■ **Set exercise**: Gather up every line from the entries below that uses the word "chevron".

Items listed in a dataset:
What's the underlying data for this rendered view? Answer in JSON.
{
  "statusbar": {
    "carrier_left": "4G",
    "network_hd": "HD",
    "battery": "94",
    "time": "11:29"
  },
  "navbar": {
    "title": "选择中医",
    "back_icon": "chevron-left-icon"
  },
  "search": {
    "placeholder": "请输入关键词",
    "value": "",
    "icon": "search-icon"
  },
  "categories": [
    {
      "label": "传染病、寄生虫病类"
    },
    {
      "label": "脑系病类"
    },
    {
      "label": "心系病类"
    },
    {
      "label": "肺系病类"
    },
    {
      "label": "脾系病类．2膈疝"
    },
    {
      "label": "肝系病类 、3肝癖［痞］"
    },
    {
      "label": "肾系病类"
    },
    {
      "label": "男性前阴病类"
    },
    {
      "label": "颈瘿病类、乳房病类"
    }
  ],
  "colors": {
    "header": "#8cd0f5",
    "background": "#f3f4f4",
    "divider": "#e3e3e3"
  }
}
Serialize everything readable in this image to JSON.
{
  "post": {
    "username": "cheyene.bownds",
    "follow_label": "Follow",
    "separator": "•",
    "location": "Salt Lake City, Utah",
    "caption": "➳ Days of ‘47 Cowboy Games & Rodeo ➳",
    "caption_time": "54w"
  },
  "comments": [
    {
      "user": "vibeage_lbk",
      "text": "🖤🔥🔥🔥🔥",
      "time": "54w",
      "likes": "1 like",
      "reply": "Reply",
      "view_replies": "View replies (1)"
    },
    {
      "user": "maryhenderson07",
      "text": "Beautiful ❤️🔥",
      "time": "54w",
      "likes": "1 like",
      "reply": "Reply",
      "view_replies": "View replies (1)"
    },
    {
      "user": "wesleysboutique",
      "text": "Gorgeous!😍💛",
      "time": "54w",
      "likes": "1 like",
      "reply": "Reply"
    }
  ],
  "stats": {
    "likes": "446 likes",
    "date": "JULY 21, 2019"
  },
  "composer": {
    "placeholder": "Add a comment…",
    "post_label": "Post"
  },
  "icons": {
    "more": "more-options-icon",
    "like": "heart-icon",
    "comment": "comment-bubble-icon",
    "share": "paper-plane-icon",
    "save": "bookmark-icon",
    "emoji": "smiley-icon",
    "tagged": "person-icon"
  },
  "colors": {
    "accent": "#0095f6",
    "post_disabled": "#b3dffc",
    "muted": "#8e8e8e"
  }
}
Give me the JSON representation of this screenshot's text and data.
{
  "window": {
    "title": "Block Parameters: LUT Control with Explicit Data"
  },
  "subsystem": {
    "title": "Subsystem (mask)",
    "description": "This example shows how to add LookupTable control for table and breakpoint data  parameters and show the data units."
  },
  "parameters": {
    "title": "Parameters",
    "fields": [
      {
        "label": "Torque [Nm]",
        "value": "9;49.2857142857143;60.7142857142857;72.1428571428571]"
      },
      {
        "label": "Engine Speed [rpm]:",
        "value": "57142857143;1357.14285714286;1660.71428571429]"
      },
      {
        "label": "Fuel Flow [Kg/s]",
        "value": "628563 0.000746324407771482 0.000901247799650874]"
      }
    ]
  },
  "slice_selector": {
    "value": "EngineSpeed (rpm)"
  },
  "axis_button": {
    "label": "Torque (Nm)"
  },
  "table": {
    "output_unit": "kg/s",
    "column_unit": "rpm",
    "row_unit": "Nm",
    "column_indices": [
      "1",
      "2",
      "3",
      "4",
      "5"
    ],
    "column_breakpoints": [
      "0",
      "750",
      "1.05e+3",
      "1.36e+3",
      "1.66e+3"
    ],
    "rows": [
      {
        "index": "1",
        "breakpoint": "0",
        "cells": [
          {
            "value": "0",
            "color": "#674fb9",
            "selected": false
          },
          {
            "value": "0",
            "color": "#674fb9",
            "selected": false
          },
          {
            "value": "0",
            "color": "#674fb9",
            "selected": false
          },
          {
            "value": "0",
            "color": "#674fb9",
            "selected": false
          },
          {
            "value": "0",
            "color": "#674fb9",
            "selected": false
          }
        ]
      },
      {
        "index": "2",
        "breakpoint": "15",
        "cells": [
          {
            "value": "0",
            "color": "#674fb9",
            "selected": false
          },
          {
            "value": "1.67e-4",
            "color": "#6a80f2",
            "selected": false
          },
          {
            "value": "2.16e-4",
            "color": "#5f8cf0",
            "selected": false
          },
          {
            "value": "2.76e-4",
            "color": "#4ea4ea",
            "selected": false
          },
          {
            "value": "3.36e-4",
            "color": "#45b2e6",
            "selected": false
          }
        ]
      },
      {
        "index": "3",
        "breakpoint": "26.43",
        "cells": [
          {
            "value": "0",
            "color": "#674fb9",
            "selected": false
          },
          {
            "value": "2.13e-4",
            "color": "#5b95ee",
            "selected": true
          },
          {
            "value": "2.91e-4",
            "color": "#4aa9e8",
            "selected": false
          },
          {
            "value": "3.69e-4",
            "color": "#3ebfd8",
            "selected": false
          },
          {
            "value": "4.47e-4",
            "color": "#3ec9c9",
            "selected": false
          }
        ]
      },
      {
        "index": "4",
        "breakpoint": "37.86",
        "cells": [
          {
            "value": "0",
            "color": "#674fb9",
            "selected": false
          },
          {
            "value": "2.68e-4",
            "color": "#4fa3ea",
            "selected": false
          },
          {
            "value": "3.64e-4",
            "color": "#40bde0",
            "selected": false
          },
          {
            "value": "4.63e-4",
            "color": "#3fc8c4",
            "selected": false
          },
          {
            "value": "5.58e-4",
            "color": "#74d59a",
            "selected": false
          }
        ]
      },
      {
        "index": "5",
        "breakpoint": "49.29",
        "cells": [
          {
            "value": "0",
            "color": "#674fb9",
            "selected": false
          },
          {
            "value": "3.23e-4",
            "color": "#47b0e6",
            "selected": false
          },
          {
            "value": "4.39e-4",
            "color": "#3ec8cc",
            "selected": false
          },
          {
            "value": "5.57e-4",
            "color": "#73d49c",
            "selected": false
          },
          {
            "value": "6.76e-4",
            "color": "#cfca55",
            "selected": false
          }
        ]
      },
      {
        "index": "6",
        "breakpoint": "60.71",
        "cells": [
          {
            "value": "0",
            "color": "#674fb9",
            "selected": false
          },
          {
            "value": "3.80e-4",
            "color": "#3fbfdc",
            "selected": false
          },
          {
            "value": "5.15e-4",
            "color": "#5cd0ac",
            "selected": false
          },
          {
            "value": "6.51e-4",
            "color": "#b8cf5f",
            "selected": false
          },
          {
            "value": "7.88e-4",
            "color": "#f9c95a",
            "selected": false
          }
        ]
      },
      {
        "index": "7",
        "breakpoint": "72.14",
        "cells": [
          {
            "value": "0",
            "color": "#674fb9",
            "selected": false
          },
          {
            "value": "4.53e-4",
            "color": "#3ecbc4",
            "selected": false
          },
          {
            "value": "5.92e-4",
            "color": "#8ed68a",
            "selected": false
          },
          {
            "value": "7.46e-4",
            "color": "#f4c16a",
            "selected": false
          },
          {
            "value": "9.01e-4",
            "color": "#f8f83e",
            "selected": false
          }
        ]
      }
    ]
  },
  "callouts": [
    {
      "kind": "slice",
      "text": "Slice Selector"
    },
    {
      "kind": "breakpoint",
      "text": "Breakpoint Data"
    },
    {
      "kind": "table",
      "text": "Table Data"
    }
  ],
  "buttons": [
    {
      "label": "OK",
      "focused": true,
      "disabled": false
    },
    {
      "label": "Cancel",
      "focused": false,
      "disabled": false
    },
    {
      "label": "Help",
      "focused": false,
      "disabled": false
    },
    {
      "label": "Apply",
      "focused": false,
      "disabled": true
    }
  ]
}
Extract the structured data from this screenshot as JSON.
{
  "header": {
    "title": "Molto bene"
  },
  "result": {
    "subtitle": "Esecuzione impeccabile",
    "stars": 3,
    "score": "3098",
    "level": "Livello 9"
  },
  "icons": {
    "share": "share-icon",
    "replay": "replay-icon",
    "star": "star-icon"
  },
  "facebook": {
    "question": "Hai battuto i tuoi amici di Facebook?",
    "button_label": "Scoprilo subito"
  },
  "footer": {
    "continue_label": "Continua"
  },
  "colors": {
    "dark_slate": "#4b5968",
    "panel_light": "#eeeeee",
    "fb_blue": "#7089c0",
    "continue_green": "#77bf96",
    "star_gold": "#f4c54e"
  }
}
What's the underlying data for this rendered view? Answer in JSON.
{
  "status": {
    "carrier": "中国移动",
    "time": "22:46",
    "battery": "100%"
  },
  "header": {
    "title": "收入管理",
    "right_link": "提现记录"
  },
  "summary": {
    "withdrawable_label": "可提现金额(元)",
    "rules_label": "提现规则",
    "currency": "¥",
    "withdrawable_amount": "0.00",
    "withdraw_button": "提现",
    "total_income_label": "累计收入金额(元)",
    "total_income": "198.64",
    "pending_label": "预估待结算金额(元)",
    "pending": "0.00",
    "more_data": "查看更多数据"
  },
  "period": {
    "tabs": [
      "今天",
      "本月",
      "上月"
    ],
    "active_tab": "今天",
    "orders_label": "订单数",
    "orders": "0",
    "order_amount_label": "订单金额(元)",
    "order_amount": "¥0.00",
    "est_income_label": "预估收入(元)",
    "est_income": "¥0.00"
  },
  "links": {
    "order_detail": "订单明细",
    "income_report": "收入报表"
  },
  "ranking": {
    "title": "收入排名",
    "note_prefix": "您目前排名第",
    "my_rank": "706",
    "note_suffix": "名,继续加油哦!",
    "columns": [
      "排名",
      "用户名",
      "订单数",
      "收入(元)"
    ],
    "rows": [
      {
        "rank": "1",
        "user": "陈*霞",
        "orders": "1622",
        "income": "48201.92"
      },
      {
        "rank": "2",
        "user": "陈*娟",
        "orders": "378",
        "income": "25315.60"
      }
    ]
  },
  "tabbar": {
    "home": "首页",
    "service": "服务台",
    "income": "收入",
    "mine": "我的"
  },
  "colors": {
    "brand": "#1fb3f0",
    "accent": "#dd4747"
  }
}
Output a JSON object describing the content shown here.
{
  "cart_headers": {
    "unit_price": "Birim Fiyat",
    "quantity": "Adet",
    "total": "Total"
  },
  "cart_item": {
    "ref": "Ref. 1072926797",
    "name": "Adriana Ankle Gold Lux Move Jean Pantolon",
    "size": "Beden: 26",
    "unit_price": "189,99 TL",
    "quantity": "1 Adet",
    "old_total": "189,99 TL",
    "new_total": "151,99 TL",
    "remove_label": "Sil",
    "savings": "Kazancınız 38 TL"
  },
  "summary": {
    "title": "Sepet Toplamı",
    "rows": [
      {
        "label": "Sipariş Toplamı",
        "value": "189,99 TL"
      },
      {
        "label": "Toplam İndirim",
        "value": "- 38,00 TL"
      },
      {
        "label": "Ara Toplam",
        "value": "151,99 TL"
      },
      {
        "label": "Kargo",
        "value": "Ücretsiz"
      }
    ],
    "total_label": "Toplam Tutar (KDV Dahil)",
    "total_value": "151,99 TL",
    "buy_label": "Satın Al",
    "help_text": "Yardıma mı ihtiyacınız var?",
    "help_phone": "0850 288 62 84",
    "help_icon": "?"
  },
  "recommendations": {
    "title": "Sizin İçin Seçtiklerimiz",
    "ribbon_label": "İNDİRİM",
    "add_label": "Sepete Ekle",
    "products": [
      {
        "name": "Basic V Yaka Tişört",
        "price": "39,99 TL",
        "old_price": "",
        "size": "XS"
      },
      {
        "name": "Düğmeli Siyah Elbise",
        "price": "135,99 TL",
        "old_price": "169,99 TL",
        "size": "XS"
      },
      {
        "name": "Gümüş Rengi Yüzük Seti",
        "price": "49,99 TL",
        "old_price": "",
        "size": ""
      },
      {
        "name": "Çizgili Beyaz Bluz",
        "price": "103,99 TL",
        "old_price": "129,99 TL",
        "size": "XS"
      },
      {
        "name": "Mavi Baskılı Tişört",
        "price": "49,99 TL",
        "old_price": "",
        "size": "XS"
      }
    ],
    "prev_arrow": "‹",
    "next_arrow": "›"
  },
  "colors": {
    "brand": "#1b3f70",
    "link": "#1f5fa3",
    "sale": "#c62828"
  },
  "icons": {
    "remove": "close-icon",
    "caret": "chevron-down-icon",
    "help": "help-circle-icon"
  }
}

■ **Exercise response**:
    "back_icon": "chevron-left-icon"
    "caret": "chevron-down-icon",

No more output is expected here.